>> START Data to use

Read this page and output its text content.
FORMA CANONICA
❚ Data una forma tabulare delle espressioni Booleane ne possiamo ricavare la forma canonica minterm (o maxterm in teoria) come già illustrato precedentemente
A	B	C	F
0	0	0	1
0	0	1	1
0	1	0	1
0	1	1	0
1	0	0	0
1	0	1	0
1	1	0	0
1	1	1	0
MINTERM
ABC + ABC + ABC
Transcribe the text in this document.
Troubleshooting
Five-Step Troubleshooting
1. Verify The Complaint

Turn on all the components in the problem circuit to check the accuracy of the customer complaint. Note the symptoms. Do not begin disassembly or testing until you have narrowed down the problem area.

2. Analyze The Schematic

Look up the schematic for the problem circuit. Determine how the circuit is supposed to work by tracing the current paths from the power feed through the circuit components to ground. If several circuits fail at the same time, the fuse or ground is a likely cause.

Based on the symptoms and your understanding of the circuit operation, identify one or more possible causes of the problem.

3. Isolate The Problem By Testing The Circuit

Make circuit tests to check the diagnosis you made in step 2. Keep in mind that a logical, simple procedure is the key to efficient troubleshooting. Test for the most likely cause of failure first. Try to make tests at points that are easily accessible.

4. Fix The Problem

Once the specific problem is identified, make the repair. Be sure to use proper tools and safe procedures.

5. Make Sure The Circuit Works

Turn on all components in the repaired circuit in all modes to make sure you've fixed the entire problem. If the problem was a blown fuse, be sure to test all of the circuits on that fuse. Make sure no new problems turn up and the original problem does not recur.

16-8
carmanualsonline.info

>> END Data to use

[Goal of the exercise]
Retype the listing exactly, in full.

[Result of the exercise]
Read this page and output its text content.
FORMA CANONICA
❚ Data una forma tabulare delle espressioni Booleane ne possiamo ricavare la forma canonica minterm (o maxterm in teoria) come già illustrato precedentemente
A	B	C	F
0	0	0	1
0	0	1	1
0	1	0	1
0	1	1	0
1	0	0	0
1	0	1	0
1	1	0	0
1	1	1	0
MINTERM
ABC + ABC + ABC
Transcribe the text in this document.
Troubleshooting
Five-Step Troubleshooting
1. Verify The Complaint

Turn on all the components in the problem circuit to check the accuracy of the customer complaint. Note the symptoms. Do not begin disassembly or testing until you have narrowed down the problem area.

2. Analyze The Schematic

Look up the schematic for the problem circuit. Determine how the circuit is supposed to work by tracing the current paths from the power feed through the circuit components to ground. If several circuits fail at the same time, the fuse or ground is a likely cause.

Based on the symptoms and your understanding of the circuit operation, identify one or more possible causes of the problem.

3. Isolate The Problem By Testing The Circuit

Make circuit tests to check the diagnosis you made in step 2. Keep in mind that a logical, simple procedure is the key to efficient troubleshooting. Test for the most likely cause of failure first. Try to make tests at points that are easily accessible.

4. Fix The Problem

Once the specific problem is identified, make the repair. Be sure to use proper tools and safe procedures.

5. Make Sure The Circuit Works

Turn on all components in the repaired circuit in all modes to make sure you've fixed the entire problem. If the problem was a blown fuse, be sure to test all of the circuits on that fuse. Make sure no new problems turn up and the original problem does not recur.

16-8
carmanualsonline.info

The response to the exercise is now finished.